→ **Short task**: Collect every line in the records below that contains the word "color".

[Dataset records]
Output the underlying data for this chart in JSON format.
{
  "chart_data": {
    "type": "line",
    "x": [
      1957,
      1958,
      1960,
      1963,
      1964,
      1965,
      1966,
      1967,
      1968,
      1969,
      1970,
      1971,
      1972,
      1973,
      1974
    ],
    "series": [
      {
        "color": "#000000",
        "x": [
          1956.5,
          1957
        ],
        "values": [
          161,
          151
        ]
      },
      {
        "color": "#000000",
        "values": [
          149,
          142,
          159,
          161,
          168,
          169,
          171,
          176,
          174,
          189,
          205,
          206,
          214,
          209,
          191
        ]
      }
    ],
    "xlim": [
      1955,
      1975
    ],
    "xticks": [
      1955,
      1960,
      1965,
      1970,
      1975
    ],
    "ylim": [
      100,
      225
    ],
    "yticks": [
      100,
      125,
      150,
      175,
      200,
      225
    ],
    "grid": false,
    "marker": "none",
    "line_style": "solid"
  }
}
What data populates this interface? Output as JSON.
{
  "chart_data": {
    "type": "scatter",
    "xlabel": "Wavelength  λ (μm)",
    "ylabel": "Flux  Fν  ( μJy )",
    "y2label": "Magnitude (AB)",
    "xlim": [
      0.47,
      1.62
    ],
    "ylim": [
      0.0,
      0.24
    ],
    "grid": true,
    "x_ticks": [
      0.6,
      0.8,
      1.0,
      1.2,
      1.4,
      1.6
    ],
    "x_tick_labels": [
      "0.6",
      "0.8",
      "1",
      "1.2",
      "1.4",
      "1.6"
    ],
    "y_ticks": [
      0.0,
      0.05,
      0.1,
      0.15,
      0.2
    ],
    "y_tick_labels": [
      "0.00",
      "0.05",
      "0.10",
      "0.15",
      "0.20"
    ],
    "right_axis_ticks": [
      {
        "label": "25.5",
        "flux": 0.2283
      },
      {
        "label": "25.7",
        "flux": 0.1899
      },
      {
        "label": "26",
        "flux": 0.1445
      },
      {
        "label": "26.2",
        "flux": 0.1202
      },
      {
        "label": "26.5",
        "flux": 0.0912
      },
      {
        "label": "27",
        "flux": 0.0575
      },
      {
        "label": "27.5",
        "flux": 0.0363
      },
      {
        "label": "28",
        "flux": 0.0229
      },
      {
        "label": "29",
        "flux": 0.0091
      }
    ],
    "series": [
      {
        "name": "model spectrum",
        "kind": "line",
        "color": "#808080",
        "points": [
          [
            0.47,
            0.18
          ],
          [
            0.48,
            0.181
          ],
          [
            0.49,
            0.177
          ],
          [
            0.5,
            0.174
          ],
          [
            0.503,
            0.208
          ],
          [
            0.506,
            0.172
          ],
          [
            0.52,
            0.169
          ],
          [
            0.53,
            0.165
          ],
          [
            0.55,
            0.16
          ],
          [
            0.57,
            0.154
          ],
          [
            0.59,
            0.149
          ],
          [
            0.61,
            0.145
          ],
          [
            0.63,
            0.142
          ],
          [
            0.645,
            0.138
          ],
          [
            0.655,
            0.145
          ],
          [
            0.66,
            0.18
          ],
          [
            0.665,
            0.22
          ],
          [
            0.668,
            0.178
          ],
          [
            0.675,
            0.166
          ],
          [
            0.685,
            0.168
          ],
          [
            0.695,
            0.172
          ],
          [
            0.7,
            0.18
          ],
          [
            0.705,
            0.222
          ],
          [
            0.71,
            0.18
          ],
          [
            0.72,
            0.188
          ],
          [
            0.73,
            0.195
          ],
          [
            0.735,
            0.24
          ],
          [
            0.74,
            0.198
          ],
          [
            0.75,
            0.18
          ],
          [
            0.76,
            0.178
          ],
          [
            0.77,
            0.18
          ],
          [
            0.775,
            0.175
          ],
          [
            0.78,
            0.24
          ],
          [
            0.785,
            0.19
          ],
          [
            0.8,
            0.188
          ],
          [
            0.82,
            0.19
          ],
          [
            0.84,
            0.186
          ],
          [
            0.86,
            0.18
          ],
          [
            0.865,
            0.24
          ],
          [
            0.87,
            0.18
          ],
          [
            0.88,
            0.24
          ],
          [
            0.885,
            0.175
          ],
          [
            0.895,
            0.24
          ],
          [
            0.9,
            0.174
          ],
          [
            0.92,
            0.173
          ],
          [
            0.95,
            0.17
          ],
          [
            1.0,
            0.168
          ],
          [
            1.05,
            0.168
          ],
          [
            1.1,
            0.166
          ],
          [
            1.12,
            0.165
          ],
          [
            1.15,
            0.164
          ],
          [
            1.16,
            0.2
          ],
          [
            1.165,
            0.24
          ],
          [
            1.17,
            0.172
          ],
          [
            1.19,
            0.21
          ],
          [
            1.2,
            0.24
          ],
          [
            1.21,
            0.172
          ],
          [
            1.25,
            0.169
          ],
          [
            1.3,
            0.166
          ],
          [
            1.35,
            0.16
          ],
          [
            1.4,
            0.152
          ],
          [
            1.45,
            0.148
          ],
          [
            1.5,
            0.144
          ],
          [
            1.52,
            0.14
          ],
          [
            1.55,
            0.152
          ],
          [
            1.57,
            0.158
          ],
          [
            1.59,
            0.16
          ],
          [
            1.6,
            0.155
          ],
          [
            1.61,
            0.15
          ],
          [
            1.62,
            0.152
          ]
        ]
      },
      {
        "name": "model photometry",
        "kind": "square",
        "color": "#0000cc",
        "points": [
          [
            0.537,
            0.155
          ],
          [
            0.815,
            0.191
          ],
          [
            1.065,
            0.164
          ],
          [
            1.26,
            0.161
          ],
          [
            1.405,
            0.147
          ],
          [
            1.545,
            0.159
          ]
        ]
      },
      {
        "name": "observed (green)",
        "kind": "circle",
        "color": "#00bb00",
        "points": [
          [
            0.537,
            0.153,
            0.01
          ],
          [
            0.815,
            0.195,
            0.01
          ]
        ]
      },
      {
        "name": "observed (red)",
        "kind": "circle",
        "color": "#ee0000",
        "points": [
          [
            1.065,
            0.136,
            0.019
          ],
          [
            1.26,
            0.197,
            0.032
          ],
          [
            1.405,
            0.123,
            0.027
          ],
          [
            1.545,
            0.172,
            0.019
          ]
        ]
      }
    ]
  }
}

→ **Task solution**:
        "color": "#000000",
        "color": "#000000",
        "color": "#808080",
        "color": "#0000cc",
        "color": "#00bb00",
        "color": "#ee0000",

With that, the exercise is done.